Recorded data:
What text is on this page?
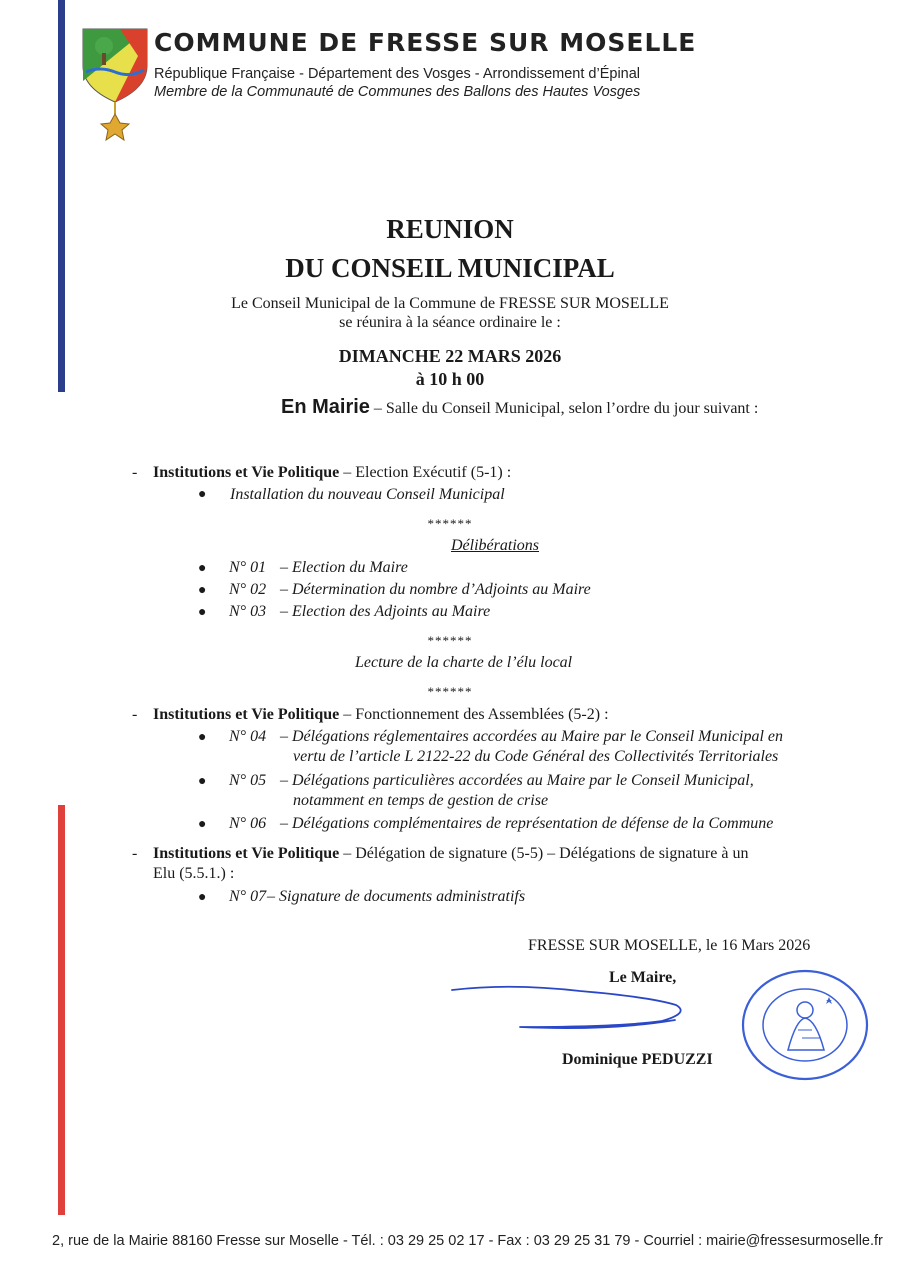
COMMUNE DE FRESSE SUR MOSELLE
République Française - Département des Vosges - Arrondissement d’Épinal
Membre de la Communauté de Communes des Ballons des Hautes Vosges
REUNION
DU CONSEIL MUNICIPAL
Le Conseil Municipal de la Commune de FRESSE SUR MOSELLE
se réunira à la séance ordinaire le :
DIMANCHE 22 MARS 2026
à 10 h 00
En Mairie – Salle du Conseil Municipal, selon l’ordre du jour suivant :
- Institutions et Vie Politique – Election Exécutif (5-1) :
● Installation du nouveau Conseil Municipal
******
Délibérations
● N° 01 – Election du Maire
● N° 02 – Détermination du nombre d’Adjoints au Maire
● N° 03 – Election des Adjoints au Maire
******
Lecture de la charte de l’élu local
******
- Institutions et Vie Politique – Fonctionnement des Assemblées (5-2) :
● N° 04 – Délégations réglementaires accordées au Maire par le Conseil Municipal en
vertu de l’article L 2122-22 du Code Général des Collectivités Territoriales
● N° 05 – Délégations particulières accordées au Maire par le Conseil Municipal,
notamment en temps de gestion de crise
● N° 06 – Délégations complémentaires de représentation de défense de la Commune
- Institutions et Vie Politique – Délégation de signature (5-5) – Délégations de signature à un
Elu (5.5.1.) :
● N° 07 – Signature de documents administratifs
FRESSE SUR MOSELLE, le 16 Mars 2026
Le Maire,
Dominique PEDUZZI
2, rue de la Mairie 88160 Fresse sur Moselle - Tél. : 03 29 25 02 17 - Fax : 03 29 25 31 79 - Courriel : mairie@fressesurmoselle.fr
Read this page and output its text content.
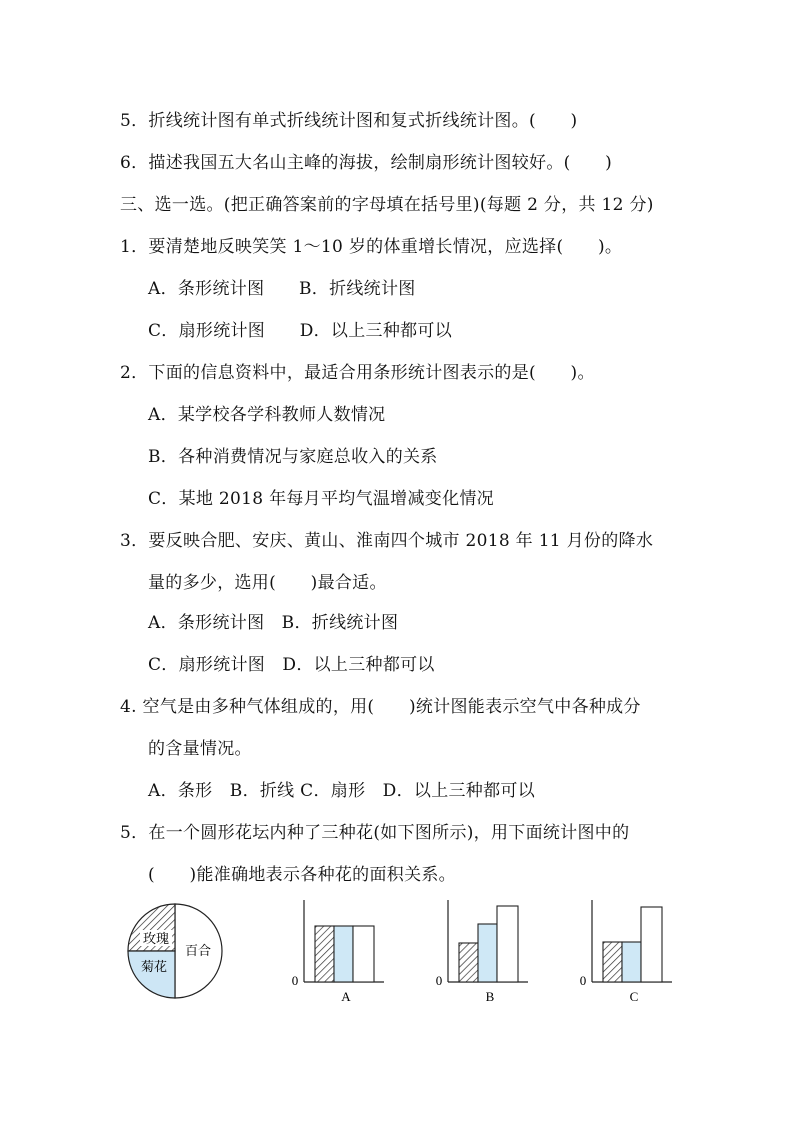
5．折线统计图有单式折线统计图和复式折线统计图。(　　)
6．描述我国五大名山主峰的海拔，绘制扇形统计图较好。(　　)
三、选一选。(把正确答案前的字母填在括号里)(每题 2 分，共 12 分)
1．要清楚地反映笑笑 1～10 岁的体重增长情况，应选择(　　)。
A．条形统计图　　B．折线统计图
C．扇形统计图　　D．以上三种都可以
2．下面的信息资料中，最适合用条形统计图表示的是(　　)。
A．某学校各学科教师人数情况
B．各种消费情况与家庭总收入的关系
C．某地 2018 年每月平均气温增减变化情况
3．要反映合肥、安庆、黄山、淮南四个城市 2018 年 11 月份的降水
量的多少，选用(　　)最合适。
A．条形统计图　B．折线统计图
C．扇形统计图　D．以上三种都可以
4. 空气是由多种气体组成的，用(　　)统计图能表示空气中各种成分
的含量情况。
A．条形　B．折线 C．扇形　D．以上三种都可以
5．在一个圆形花坛内种了三种花(如下图所示)，用下面统计图中的
(　　)能准确地表示各种花的面积关系。
玫瑰
百合
菊花
0
A
0
B
0
C
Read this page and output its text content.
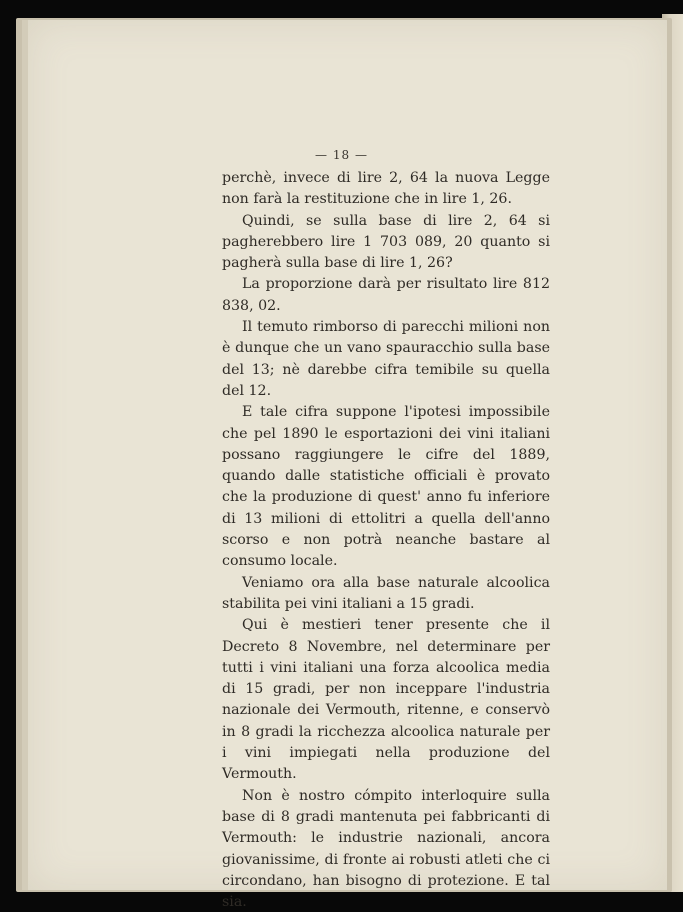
— 18 —

perchè, invece di lire 2, 64 la nuova Legge non farà la restituzione che in lire 1, 26.

Quindi, se sulla base di lire 2, 64 si pagherebbero lire 1 703 089, 20 quanto si pagherà sulla base di lire 1, 26?

La proporzione darà per risultato lire 812 838, 02.

Il temuto rimborso di parecchi milioni non è dunque che un vano spauracchio sulla base del 13; nè darebbe cifra temibile su quella del 12.

E tale cifra suppone l'ipotesi impossibile che pel 1890 le esportazioni dei vini italiani possano raggiungere le cifre del 1889, quando dalle statistiche officiali è provato che la produzione di quest' anno fu inferiore di 13 milioni di ettolitri a quella dell'anno scorso e non potrà neanche bastare al consumo locale.

Veniamo ora alla base naturale alcoolica stabilita pei vini italiani a 15 gradi.

Qui è mestieri tener presente che il Decreto 8 Novembre, nel determinare per tutti i vini italiani una forza alcoolica media di 15 gradi, per non inceppare l'industria nazionale dei Vermouth, ritenne, e conservò in 8 gradi la ricchezza alcoolica naturale per i vini impiegati nella produzione del Vermouth.

Non è nostro cómpito interloquire sulla base di 8 gradi mantenuta pei fabbricanti di Vermouth: le industrie nazionali, ancora giovanissime, di fronte ai robusti atleti che ci circondano, han bisogno di protezione. E tal sia.
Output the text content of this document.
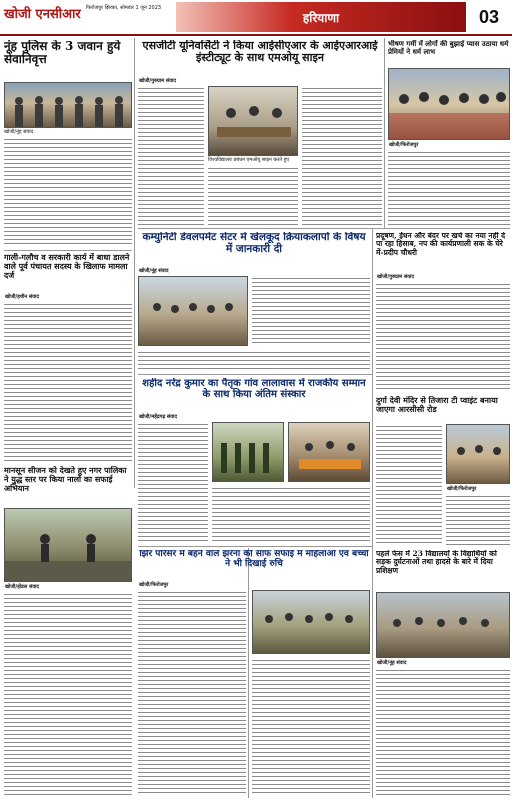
खोजी एनसीआर	फिरोजपुर झिरका, सोमवार 1 जून 2023
हरियाणा	03
नूंह पुलिस के 3 जवान हुये सेवानिवृत्त
खोजी/नूंह संवाद
गाली-गलौच व सरकारी कार्य में बाधा डालने वाले पूर्व पंचायत सदस्य के खिलाफ मामला दर्ज
खोजी/हथीन संवाद
एसजीटी यूनिवर्सिटी ने किया आईसीएआर के आईएआरआई इंस्टीट्यूट के साथ एमओयू साइन
खोजी/गुरुग्राम संवाद
विश्वविद्यालय प्रबंधन एमओयू साइन करते हुए
भीषण गर्मी में लोगों की बुझाई प्यास उठाया धर्म प्रेमियों ने धर्म लाभ
खोजी/फिरोजपुर
कम्युनिटी डेवलपमेंट सेंटर में खेलकूद क्रियाकलापों के विषय में जानकारी दी
खोजी/नूंह संवाद
प्रदूषण, ईंधन और बंदर पर खर्च का नया नहीं दे पा रहा हिसाब, नप की कार्यप्रणाली सक के घेरे में-प्रदीप चौधरी
खोजी/गुरुग्राम संवाद
शहीद नरेंद्र कुमार का पैतृक गांव लालावास में राजकीय सम्मान के साथ किया अंतिम संस्कार
खोजी/महेंद्रगढ़ संवाद
दुर्गा देवी मंदिर से तिजारा टी प्वाइंट बनाया जाएगा आरसीसी रोड
खोजी/फिरोजपुर
मानसून सीजन को देखते हुए नगर पालिका ने युद्ध स्तर पर किया नालों का सफाई अभियान
खोजी/होडल संवाद
झिर परिसर में बहने वाले झरना की साफ सफाई में महिलाओं एवं बच्चों ने भी दिखाई रुचि
खोजी/फिरोजपुर
पहले फेस में 23 विद्यालयों के विद्यार्थियों को सड़क दुर्घटनाओं तथा हादसे के बारे में दिया प्रशिक्षण
खोजी/नूंह संवाद
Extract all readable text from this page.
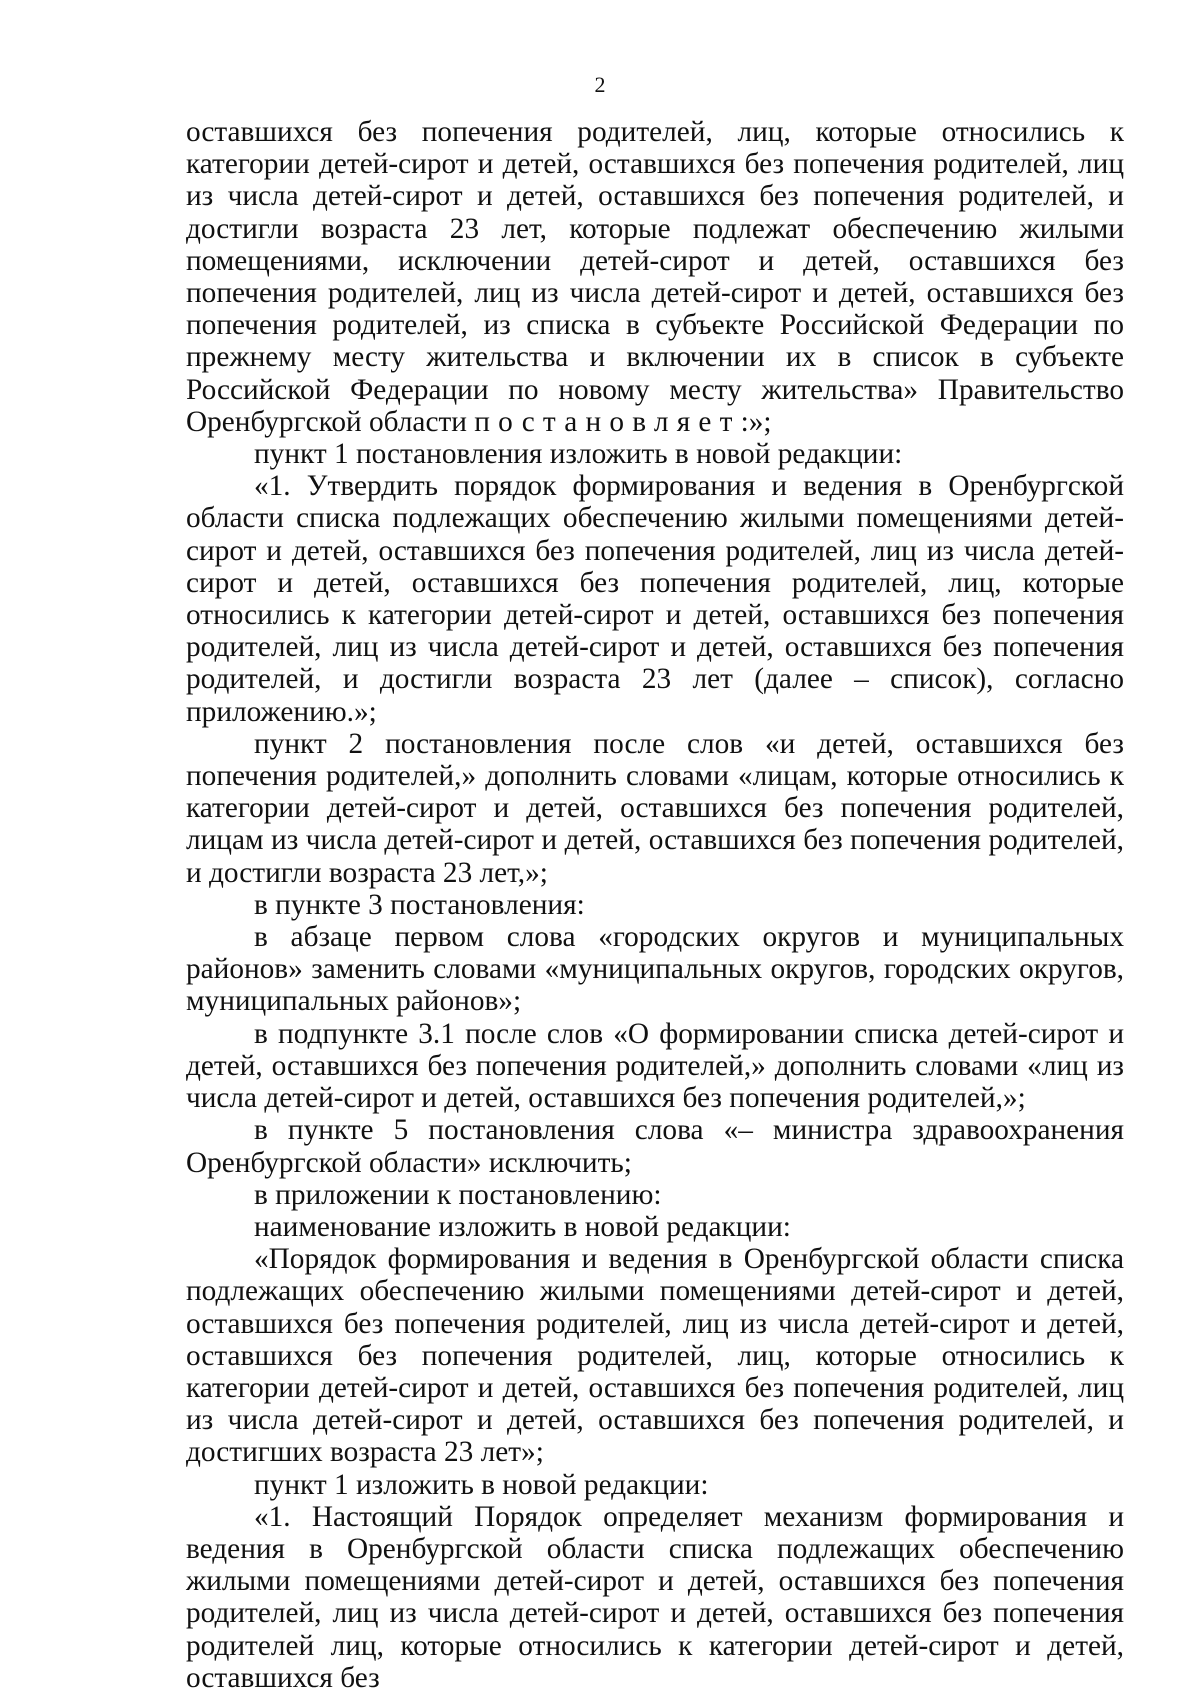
2

оставшихся без попечения родителей, лиц, которые относились к категории детей-сирот и детей, оставшихся без попечения родителей, лиц из числа детей-сирот и детей, оставшихся без попечения родителей, и достигли возраста 23 лет, которые подлежат обеспечению жилыми помещениями, исключении детей-сирот и детей, оставшихся без попечения родителей, лиц из числа детей-сирот и детей, оставшихся без попечения родителей, из списка в субъекте Российской Федерации по прежнему месту жительства и включении их в список в субъекте Российской Федерации по новому месту жительства» Правительство Оренбургской области постановляет:»;

пункт 1 постановления изложить в новой редакции:

«1. Утвердить порядок формирования и ведения в Оренбургской области списка подлежащих обеспечению жилыми помещениями детей-сирот и детей, оставшихся без попечения родителей, лиц из числа детей-сирот и детей, оставшихся без попечения родителей, лиц, которые относились к категории детей-сирот и детей, оставшихся без попечения родителей, лиц из числа детей-сирот и детей, оставшихся без попечения родителей, и достигли возраста 23 лет (далее – список), согласно приложению.»;

пункт 2 постановления после слов «и детей, оставшихся без попечения родителей,» дополнить словами «лицам, которые относились к категории детей-сирот и детей, оставшихся без попечения родителей, лицам из числа детей-сирот и детей, оставшихся без попечения родителей, и достигли возраста 23 лет,»;

в пункте 3 постановления:

в абзаце первом слова «городских округов и муниципальных районов» заменить словами «муниципальных округов, городских округов, муниципальных районов»;

в подпункте 3.1 после слов «О формировании списка детей-сирот и детей, оставшихся без попечения родителей,» дополнить словами «лиц из числа детей-сирот и детей, оставшихся без попечения родителей,»;

в пункте 5 постановления слова «– министра здравоохранения Оренбургской области» исключить;

в приложении к постановлению:

наименование изложить в новой редакции:

«Порядок формирования и ведения в Оренбургской области списка подлежащих обеспечению жилыми помещениями детей-сирот и детей, оставшихся без попечения родителей, лиц из числа детей-сирот и детей, оставшихся без попечения родителей, лиц, которые относились к категории детей-сирот и детей, оставшихся без попечения родителей, лиц из числа детей-сирот и детей, оставшихся без попечения родителей, и достигших возраста 23 лет»;

пункт 1 изложить в новой редакции:

«1. Настоящий Порядок определяет механизм формирования и ведения в Оренбургской области списка подлежащих обеспечению жилыми помещениями детей-сирот и детей, оставшихся без попечения родителей, лиц из числа детей-сирот и детей, оставшихся без попечения родителей лиц, которые относились к категории детей-сирот и детей, оставшихся без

**Work to do**
Copy out every line that includes the word "помещениями".

**Result**
оставшихся без попечения родителей, лиц, которые относились к категории детей-сирот и детей, оставшихся без попечения родителей, лиц из числа детей-сирот и детей, оставшихся без попечения родителей, и достигли возраста 23 лет, которые подлежат обеспечению жилыми помещениями, исключении детей-сирот и детей, оставшихся без попечения родителей, лиц из числа детей-сирот и детей, оставшихся без попечения родителей, из списка в субъекте Российской Федерации по прежнему месту жительства и включении их в список в субъекте Российской Федерации по новому месту жительства» Правительство Оренбургской области постановляет:»;
«1. Утвердить порядок формирования и ведения в Оренбургской области списка подлежащих обеспечению жилыми помещениями детей-сирот и детей, оставшихся без попечения родителей, лиц из числа детей-сирот и детей, оставшихся без попечения родителей, лиц, которые относились к категории детей-сирот и детей, оставшихся без попечения родителей, лиц из числа детей-сирот и детей, оставшихся без попечения родителей, и достигли возраста 23 лет (далее – список), согласно приложению.»;
«Порядок формирования и ведения в Оренбургской области списка подлежащих обеспечению жилыми помещениями детей-сирот и детей, оставшихся без попечения родителей, лиц из числа детей-сирот и детей, оставшихся без попечения родителей, лиц, которые относились к категории детей-сирот и детей, оставшихся без попечения родителей, лиц из числа детей-сирот и детей, оставшихся без попечения родителей, и достигших возраста 23 лет»;
«1. Настоящий Порядок определяет механизм формирования и ведения в Оренбургской области списка подлежащих обеспечению жилыми помещениями детей-сирот и детей, оставшихся без попечения родителей, лиц из числа детей-сирот и детей, оставшихся без попечения родителей лиц, которые относились к категории детей-сирот и детей, оставшихся без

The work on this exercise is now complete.